* Start Excerpted data *
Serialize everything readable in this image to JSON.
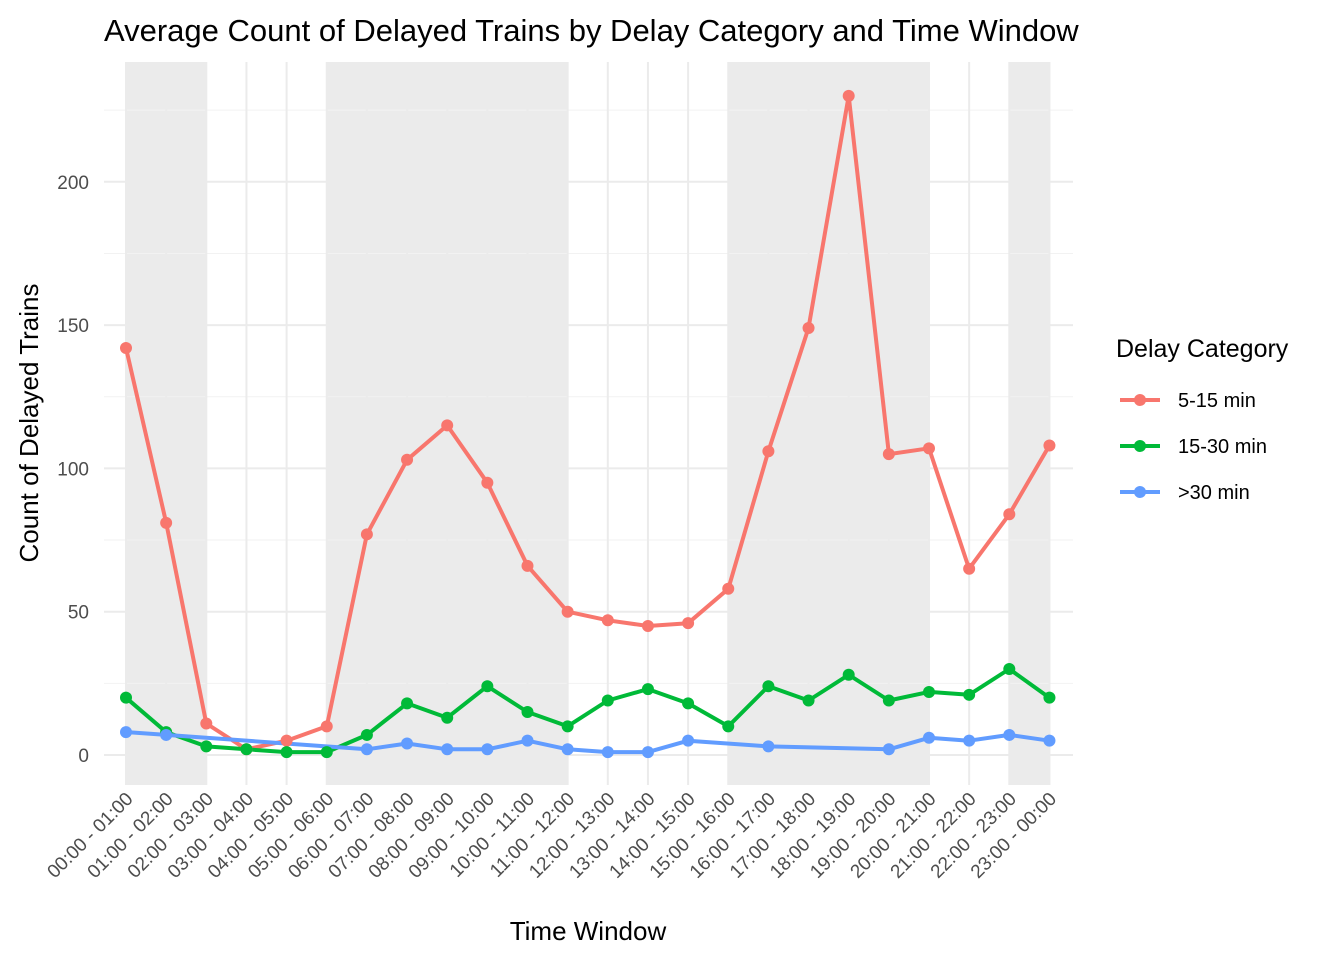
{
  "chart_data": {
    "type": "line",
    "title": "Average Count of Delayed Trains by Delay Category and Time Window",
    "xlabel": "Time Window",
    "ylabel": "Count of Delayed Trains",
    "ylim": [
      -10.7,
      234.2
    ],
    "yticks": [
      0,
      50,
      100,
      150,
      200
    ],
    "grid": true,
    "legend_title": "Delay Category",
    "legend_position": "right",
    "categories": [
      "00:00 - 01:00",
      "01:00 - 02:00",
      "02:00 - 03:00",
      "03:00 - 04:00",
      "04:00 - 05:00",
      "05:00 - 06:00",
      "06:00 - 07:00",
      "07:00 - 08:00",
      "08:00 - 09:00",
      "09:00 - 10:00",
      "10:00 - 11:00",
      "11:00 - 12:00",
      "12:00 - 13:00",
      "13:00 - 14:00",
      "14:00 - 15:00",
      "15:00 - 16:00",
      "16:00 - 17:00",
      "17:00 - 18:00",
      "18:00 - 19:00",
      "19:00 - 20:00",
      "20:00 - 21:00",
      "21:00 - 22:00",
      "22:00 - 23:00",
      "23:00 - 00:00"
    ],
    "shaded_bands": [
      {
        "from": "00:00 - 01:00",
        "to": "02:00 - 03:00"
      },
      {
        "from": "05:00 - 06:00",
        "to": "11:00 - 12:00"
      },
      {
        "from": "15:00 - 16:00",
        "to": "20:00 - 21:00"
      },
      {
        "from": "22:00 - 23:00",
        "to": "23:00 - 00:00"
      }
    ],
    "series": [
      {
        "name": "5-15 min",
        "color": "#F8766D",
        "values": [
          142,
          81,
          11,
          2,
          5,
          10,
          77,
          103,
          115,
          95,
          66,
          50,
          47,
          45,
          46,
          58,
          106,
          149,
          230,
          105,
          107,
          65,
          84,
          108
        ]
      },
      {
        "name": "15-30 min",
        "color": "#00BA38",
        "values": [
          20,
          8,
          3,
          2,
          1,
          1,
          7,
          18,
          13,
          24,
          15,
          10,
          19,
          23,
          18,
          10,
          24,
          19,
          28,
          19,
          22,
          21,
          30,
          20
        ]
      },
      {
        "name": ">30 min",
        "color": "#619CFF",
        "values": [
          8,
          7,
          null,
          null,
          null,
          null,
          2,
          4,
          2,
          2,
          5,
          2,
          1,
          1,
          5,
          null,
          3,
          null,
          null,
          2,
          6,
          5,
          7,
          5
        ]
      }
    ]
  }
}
* End Excerpted data *
* Start Excerpted data *
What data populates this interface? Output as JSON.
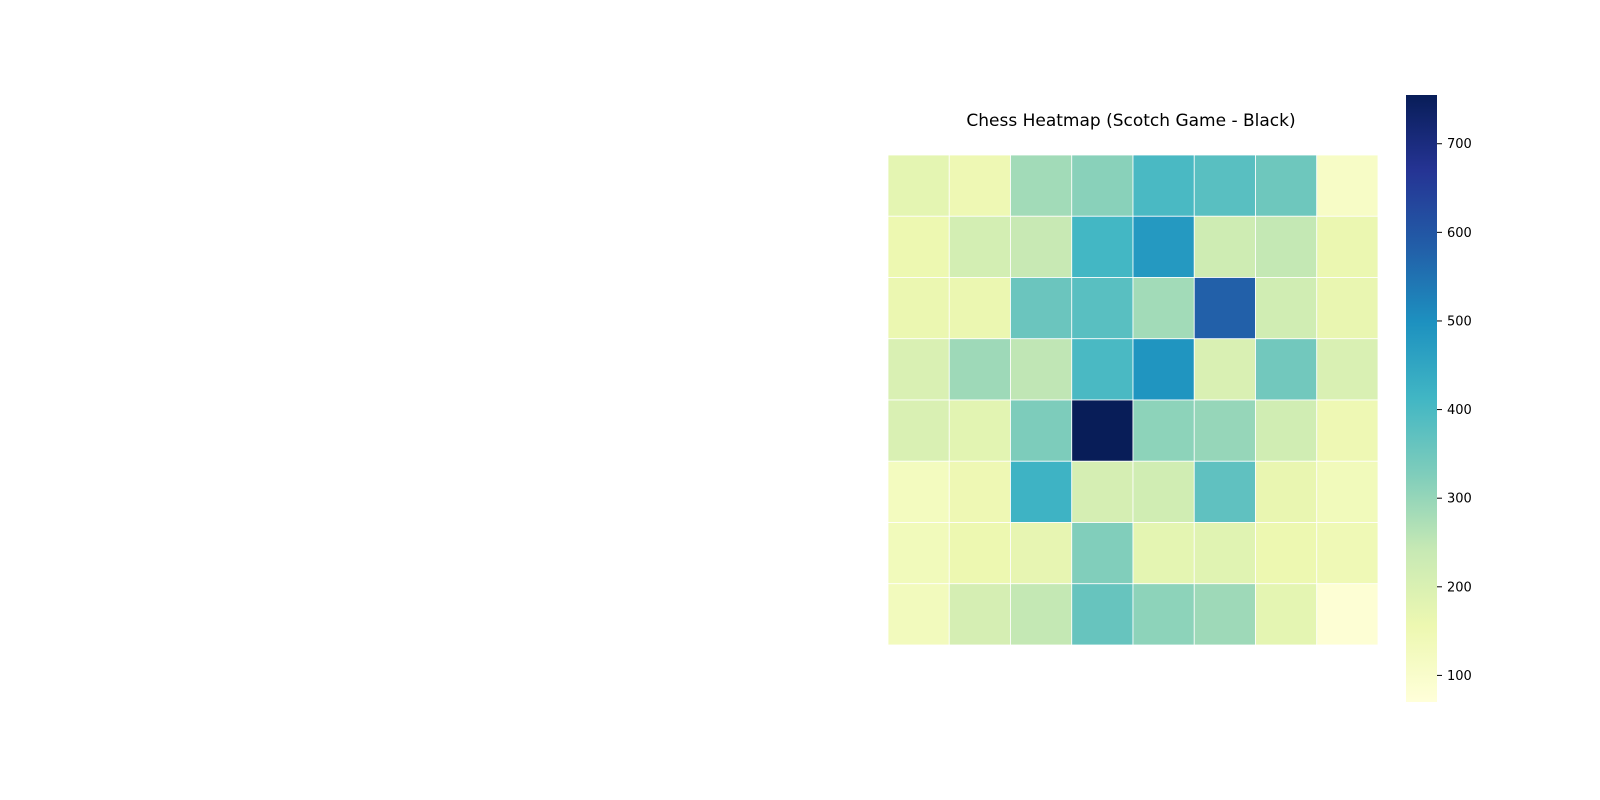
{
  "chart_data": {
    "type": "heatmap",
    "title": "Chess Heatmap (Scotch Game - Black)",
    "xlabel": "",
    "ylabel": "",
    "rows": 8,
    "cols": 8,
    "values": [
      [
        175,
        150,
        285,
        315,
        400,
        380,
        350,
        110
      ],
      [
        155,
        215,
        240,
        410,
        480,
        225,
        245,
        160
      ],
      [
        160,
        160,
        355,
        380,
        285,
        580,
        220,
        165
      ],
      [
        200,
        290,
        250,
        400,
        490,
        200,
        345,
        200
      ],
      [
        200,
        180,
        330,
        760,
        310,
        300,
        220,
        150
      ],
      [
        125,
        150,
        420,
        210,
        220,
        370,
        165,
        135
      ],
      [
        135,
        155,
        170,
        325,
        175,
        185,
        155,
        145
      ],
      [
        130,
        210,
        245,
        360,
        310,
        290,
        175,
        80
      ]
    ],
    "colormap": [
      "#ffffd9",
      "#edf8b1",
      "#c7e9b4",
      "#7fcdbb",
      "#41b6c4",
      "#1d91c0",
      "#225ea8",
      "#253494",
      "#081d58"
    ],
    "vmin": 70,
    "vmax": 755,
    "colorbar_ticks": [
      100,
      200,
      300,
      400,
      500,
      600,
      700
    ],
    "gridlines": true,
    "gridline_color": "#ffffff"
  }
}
* End Excerpted data *
* Start Excerpted data *
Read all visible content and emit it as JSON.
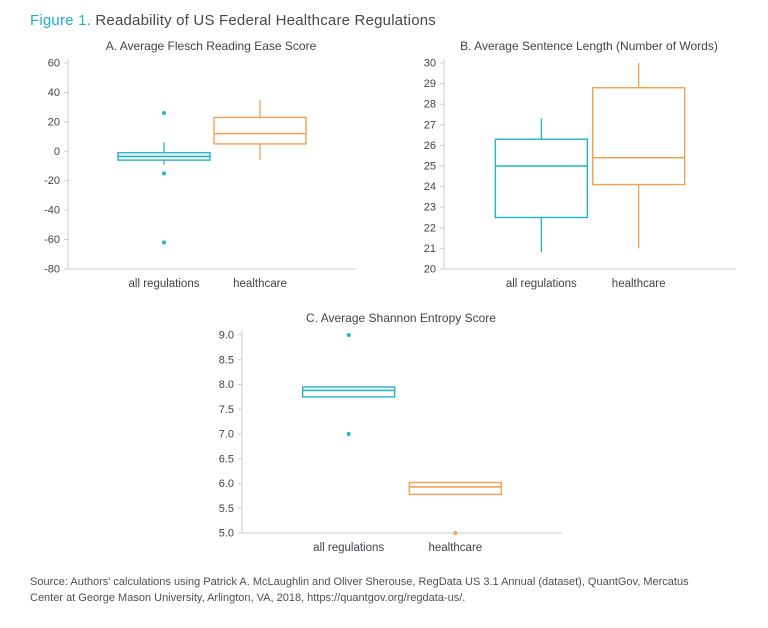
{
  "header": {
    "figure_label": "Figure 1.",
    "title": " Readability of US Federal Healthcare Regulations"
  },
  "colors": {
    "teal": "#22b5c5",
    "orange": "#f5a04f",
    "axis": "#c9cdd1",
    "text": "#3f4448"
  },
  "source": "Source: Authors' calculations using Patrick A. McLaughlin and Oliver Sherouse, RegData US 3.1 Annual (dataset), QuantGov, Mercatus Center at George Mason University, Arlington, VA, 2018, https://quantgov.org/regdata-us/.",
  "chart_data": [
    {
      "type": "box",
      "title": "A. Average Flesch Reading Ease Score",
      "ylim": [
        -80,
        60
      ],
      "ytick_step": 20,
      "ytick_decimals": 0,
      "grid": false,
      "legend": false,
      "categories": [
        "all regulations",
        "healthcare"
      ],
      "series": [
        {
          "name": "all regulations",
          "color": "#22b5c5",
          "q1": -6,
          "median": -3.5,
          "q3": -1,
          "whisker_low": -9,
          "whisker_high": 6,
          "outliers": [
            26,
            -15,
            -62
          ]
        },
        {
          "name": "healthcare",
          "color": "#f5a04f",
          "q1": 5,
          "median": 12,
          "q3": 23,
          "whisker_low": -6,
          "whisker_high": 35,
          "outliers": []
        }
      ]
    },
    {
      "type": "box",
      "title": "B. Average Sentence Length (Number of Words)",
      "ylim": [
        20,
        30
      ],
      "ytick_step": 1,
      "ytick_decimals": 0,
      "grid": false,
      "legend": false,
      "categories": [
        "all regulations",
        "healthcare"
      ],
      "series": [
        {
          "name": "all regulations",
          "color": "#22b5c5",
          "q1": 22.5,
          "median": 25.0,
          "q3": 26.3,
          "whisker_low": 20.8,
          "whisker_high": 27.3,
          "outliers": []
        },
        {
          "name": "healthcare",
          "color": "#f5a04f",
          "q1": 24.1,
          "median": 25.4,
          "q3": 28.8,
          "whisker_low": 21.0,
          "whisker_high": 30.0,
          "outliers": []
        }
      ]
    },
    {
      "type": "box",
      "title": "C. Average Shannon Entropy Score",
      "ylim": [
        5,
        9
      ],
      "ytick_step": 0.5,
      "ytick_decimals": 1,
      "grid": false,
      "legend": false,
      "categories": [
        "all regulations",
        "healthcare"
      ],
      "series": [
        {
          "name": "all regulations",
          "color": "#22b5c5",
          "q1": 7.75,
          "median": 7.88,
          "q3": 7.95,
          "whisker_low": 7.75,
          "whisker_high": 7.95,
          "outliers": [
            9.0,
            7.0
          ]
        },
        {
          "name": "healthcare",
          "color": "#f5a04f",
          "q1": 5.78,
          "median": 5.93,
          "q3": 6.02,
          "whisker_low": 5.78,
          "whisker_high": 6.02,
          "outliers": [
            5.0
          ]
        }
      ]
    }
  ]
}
* End Excerpted data *
> **Exercise description**
List all lines where "Delayed" occurs.

> **Full solution**
    "title": "Average Count of Delayed Trains by Delay Category and Time Window",
    "ylabel": "Count of Delayed Trains",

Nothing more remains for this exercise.